*Stated goal*
Using the listing below, extract each line that has the word "title" in it.

*Record extracts*
--- start ---

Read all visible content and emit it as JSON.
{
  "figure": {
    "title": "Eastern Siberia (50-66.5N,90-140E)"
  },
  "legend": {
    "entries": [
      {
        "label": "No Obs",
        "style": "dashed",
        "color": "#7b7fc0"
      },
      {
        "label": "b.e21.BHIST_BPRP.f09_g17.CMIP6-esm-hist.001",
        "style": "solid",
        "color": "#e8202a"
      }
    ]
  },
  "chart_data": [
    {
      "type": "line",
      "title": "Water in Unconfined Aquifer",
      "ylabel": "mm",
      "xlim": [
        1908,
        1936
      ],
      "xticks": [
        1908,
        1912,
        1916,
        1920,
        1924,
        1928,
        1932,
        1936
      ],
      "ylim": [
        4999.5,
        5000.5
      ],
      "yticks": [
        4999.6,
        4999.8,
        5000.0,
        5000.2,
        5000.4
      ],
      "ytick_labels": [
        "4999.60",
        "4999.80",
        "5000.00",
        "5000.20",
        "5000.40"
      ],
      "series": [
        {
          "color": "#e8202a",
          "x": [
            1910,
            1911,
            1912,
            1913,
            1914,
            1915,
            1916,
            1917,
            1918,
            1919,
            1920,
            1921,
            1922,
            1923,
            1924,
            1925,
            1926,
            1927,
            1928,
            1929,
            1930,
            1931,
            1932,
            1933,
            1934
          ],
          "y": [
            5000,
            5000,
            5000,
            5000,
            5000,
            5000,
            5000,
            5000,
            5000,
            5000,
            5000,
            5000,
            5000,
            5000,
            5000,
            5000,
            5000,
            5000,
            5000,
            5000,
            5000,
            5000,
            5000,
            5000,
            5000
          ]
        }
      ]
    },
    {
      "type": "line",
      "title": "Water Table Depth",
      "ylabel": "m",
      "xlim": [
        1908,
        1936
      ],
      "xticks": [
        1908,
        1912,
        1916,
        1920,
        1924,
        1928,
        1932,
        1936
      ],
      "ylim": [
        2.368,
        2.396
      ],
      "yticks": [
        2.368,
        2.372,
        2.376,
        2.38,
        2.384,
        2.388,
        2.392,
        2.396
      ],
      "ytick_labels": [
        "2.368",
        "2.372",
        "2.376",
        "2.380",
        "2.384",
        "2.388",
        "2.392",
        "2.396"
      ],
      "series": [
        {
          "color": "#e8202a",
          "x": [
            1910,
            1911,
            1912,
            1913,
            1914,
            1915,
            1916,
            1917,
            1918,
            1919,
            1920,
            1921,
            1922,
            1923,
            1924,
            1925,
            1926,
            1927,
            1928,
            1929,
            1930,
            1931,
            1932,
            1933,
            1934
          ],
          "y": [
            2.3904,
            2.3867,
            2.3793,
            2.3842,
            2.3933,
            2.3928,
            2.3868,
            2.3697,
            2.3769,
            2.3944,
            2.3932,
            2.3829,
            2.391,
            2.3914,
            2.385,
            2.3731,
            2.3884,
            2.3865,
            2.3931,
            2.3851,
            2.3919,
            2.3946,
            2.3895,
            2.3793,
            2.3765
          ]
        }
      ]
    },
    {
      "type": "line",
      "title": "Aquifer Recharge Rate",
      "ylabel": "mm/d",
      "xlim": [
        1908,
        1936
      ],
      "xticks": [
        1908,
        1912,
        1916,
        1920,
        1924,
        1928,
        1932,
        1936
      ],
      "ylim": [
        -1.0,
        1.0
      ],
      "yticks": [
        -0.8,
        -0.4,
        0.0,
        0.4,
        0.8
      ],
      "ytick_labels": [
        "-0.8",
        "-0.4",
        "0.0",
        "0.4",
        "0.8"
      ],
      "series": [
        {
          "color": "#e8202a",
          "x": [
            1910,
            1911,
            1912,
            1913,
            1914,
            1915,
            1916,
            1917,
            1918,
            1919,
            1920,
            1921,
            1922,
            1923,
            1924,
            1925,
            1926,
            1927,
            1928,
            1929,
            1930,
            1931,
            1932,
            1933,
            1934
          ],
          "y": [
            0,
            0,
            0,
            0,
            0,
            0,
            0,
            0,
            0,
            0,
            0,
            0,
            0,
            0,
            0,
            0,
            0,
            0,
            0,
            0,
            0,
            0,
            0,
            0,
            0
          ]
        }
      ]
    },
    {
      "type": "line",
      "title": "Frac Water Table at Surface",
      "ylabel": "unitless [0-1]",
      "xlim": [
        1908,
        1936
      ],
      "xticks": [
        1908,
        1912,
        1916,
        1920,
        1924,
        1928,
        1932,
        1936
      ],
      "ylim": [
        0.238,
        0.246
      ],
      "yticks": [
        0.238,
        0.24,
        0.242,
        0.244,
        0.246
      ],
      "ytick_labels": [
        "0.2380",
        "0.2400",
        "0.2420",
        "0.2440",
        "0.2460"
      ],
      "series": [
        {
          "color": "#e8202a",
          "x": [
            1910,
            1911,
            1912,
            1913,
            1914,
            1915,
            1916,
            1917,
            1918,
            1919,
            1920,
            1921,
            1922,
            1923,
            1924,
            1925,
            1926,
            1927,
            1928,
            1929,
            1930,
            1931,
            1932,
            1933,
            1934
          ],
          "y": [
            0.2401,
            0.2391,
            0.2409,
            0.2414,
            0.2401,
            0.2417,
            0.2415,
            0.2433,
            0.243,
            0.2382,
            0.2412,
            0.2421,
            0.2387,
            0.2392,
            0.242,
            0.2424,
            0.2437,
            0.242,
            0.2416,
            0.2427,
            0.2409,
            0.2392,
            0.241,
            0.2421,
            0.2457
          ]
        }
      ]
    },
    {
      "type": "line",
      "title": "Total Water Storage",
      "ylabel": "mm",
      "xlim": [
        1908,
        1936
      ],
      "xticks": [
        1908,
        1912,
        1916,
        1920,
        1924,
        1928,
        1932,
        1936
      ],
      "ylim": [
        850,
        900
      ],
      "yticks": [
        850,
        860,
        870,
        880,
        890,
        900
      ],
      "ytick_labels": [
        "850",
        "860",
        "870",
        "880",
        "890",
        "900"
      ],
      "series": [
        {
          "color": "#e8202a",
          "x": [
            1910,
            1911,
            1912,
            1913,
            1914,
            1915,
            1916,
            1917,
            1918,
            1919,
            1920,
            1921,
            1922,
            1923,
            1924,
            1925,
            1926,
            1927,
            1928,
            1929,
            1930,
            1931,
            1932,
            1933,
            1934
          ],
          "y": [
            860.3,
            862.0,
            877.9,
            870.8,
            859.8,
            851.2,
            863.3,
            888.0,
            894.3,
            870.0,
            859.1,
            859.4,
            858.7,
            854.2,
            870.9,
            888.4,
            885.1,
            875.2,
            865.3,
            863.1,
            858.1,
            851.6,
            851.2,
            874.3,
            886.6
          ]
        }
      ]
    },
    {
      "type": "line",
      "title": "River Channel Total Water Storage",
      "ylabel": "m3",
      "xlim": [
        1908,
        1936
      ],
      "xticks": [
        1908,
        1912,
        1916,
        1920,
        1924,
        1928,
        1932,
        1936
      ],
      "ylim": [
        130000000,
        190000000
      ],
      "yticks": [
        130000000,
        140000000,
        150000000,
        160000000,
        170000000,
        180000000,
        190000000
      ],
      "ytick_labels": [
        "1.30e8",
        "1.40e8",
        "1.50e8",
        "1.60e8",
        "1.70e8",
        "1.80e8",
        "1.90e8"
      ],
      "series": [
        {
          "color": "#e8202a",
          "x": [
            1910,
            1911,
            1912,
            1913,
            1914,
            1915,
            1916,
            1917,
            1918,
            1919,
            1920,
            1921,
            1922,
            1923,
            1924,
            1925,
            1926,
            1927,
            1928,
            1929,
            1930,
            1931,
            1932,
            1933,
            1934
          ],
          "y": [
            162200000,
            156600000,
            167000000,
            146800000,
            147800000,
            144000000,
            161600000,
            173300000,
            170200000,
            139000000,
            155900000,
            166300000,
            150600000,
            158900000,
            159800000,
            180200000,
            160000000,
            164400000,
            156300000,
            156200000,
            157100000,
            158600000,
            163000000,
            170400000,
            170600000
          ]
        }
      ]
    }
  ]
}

--- end ---

*Solution below*
    "title": "Eastern Siberia (50-66.5N,90-140E)"
      "title": "Water in Unconfined Aquifer",
      "title": "Water Table Depth",
      "title": "Aquifer Recharge Rate",
      "title": "Frac Water Table at Surface",
      "title": "Total Water Storage",
      "title": "River Channel Total Water Storage",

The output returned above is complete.